((

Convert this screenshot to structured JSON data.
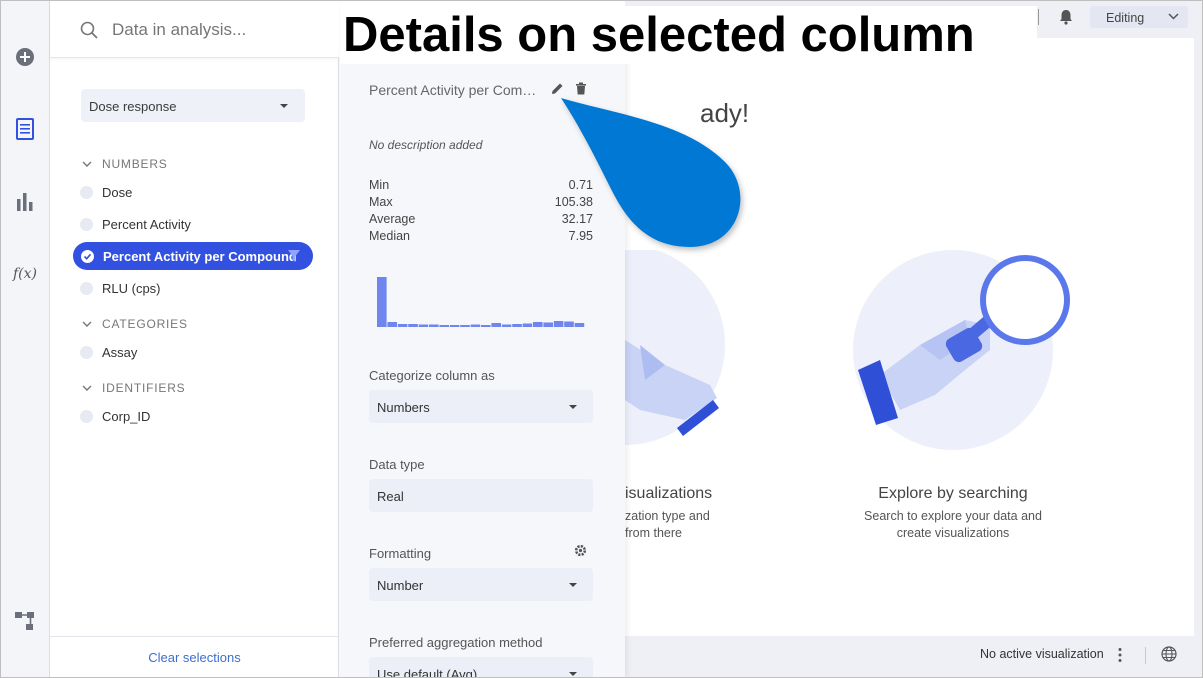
{
  "callout": {
    "title": "Details on selected column"
  },
  "rail": {
    "icons": [
      "add-icon",
      "data-icon",
      "visualization-icon",
      "function-icon",
      "data-canvas-icon"
    ]
  },
  "data_panel": {
    "search_placeholder": "Data in analysis...",
    "dataset": "Dose response",
    "groups": [
      {
        "label": "NUMBERS",
        "items": [
          "Dose",
          "Percent Activity",
          "Percent Activity per Compound",
          "RLU (cps)"
        ]
      },
      {
        "label": "CATEGORIES",
        "items": [
          "Assay"
        ]
      },
      {
        "label": "IDENTIFIERS",
        "items": [
          "Corp_ID"
        ]
      }
    ],
    "selected_item": "Percent Activity per Compound",
    "clear_label": "Clear selections"
  },
  "details": {
    "column_name": "Percent Activity per Compound",
    "description": "No description added",
    "stats": [
      {
        "label": "Min",
        "value": "0.71"
      },
      {
        "label": "Max",
        "value": "105.38"
      },
      {
        "label": "Average",
        "value": "32.17"
      },
      {
        "label": "Median",
        "value": "7.95"
      }
    ],
    "histogram_relative_heights": [
      1.0,
      0.1,
      0.06,
      0.06,
      0.05,
      0.05,
      0.04,
      0.03,
      0.03,
      0.05,
      0.03,
      0.08,
      0.05,
      0.06,
      0.07,
      0.1,
      0.09,
      0.12,
      0.11,
      0.08
    ],
    "categorize_label": "Categorize column as",
    "categorize_value": "Numbers",
    "datatype_label": "Data type",
    "datatype_value": "Real",
    "formatting_label": "Formatting",
    "formatting_value": "Number",
    "aggregation_label": "Preferred aggregation method",
    "aggregation_value": "Use default (Avg)"
  },
  "main": {
    "ready_title_visible": "ady!",
    "card_left_title": "isualizations",
    "card_left_sub_line1": "zation type and",
    "card_left_sub_line2": "from there",
    "card_right_title": "Explore by searching",
    "card_right_sub_line1": "Search to explore your data and",
    "card_right_sub_line2": "create visualizations",
    "editing_label": "Editing",
    "status": "No active visualization",
    "accent": "#3351e0",
    "callout_color": "#0078d4"
  }
}
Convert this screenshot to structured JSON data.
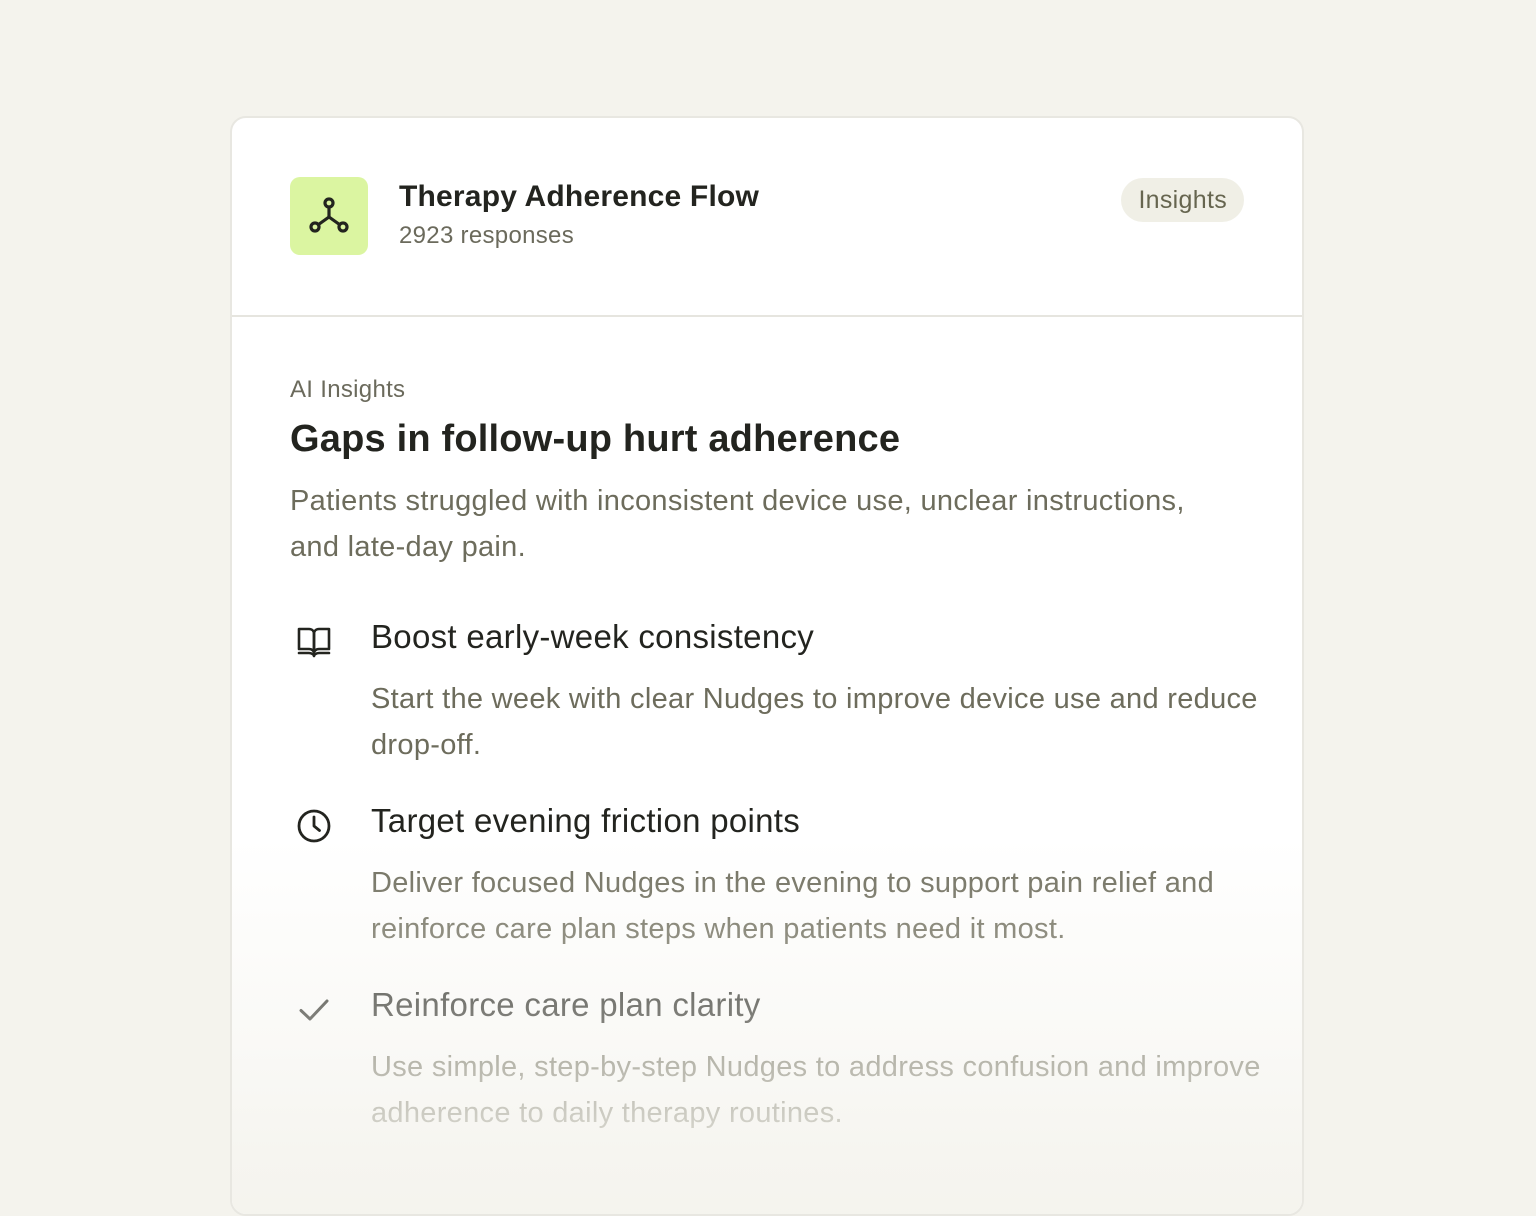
{
  "header": {
    "icon": "flow-branch-icon",
    "icon_bg": "#dbf5a1",
    "title": "Therapy Adherence Flow",
    "responses": "2923 responses",
    "badge": "Insights"
  },
  "insights": {
    "eyebrow": "AI Insights",
    "headline": "Gaps in follow-up hurt adherence",
    "summary": "Patients struggled with inconsistent device use, unclear instructions, and late-day pain.",
    "recommendations": [
      {
        "icon": "open-book-icon",
        "title": "Boost early-week consistency",
        "body": "Start the week with clear Nudges to improve device use and reduce drop-off."
      },
      {
        "icon": "clock-icon",
        "title": "Target evening friction points",
        "body": "Deliver focused Nudges in the evening to support pain relief and reinforce care plan steps when patients need it most."
      },
      {
        "icon": "checkmark-icon",
        "title": "Reinforce care plan clarity",
        "body": "Use simple, step-by-step Nudges to address confusion and improve adherence to daily therapy routines."
      }
    ]
  },
  "colors": {
    "background": "#f4f3ed",
    "card": "#ffffff",
    "text_primary": "#23241f",
    "text_secondary": "#6d6c5c",
    "badge_bg": "#f0efe6"
  }
}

))

Description of the task:
Your task is a word-for-word transcription of the entries, leaving out all pictures.

Finished task:
Convert this screenshot to structured JSON data.
{
  "callout": {
    "title": "Details on selected column"
  },
  "rail": {
    "icons": [
      "add-icon",
      "data-icon",
      "visualization-icon",
      "function-icon",
      "data-canvas-icon"
    ]
  },
  "data_panel": {
    "search_placeholder": "Data in analysis...",
    "dataset": "Dose response",
    "groups": [
      {
        "label": "NUMBERS",
        "items": [
          "Dose",
          "Percent Activity",
          "Percent Activity per Compound",
          "RLU (cps)"
        ]
      },
      {
        "label": "CATEGORIES",
        "items": [
          "Assay"
        ]
      },
      {
        "label": "IDENTIFIERS",
        "items": [
          "Corp_ID"
        ]
      }
    ],
    "selected_item": "Percent Activity per Compound",
    "clear_label": "Clear selections"
  },
  "details": {
    "column_name": "Percent Activity per Compound",
    "description": "No description added",
    "stats": [
      {
        "label": "Min",
        "value": "0.71"
      },
      {
        "label": "Max",
        "value": "105.38"
      },
      {
        "label": "Average",
        "value": "32.17"
      },
      {
        "label": "Median",
        "value": "7.95"
      }
    ],
    "histogram_relative_heights": [
      1.0,
      0.1,
      0.06,
      0.06,
      0.05,
      0.05,
      0.04,
      0.03,
      0.03,
      0.05,
      0.03,
      0.08,
      0.05,
      0.06,
      0.07,
      0.1,
      0.09,
      0.12,
      0.11,
      0.08
    ],
    "categorize_label": "Categorize column as",
    "categorize_value": "Numbers",
    "datatype_label": "Data type",
    "datatype_value": "Real",
    "formatting_label": "Formatting",
    "formatting_value": "Number",
    "aggregation_label": "Preferred aggregation method",
    "aggregation_value": "Use default (Avg)"
  },
  "main": {
    "ready_title_visible": "ady!",
    "card_left_title": "isualizations",
    "card_left_sub_line1": "zation type and",
    "card_left_sub_line2": "from there",
    "card_right_title": "Explore by searching",
    "card_right_sub_line1": "Search to explore your data and",
    "card_right_sub_line2": "create visualizations",
    "editing_label": "Editing",
    "status": "No active visualization",
    "accent": "#3351e0",
    "callout_color": "#0078d4"
  }
}
Convert this screenshot to structured JSON data.
{
  "header": {
    "icon": "flow-branch-icon",
    "icon_bg": "#dbf5a1",
    "title": "Therapy Adherence Flow",
    "responses": "2923 responses",
    "badge": "Insights"
  },
  "insights": {
    "eyebrow": "AI Insights",
    "headline": "Gaps in follow-up hurt adherence",
    "summary": "Patients struggled with inconsistent device use, unclear instructions, and late-day pain.",
    "recommendations": [
      {
        "icon": "open-book-icon",
        "title": "Boost early-week consistency",
        "body": "Start the week with clear Nudges to improve device use and reduce drop-off."
      },
      {
        "icon": "clock-icon",
        "title": "Target evening friction points",
        "body": "Deliver focused Nudges in the evening to support pain relief and reinforce care plan steps when patients need it most."
      },
      {
        "icon": "checkmark-icon",
        "title": "Reinforce care plan clarity",
        "body": "Use simple, step-by-step Nudges to address confusion and improve adherence to daily therapy routines."
      }
    ]
  },
  "colors": {
    "background": "#f4f3ed",
    "card": "#ffffff",
    "text_primary": "#23241f",
    "text_secondary": "#6d6c5c",
    "badge_bg": "#f0efe6"
  }
}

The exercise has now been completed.